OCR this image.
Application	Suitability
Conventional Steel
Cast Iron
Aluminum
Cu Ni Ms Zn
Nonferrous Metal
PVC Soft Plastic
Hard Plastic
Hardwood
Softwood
━━━━━━━━━━
### EXERCISE DIRECTIONS
All of the lines above must be returned exactly.

### WRITTEN SOLUTION
OCR this image.
Application	Suitability
Conventional Steel
Cast Iron
Aluminum
Cu Ni Ms Zn
Nonferrous Metal
PVC Soft Plastic
Hard Plastic
Hardwood
Softwood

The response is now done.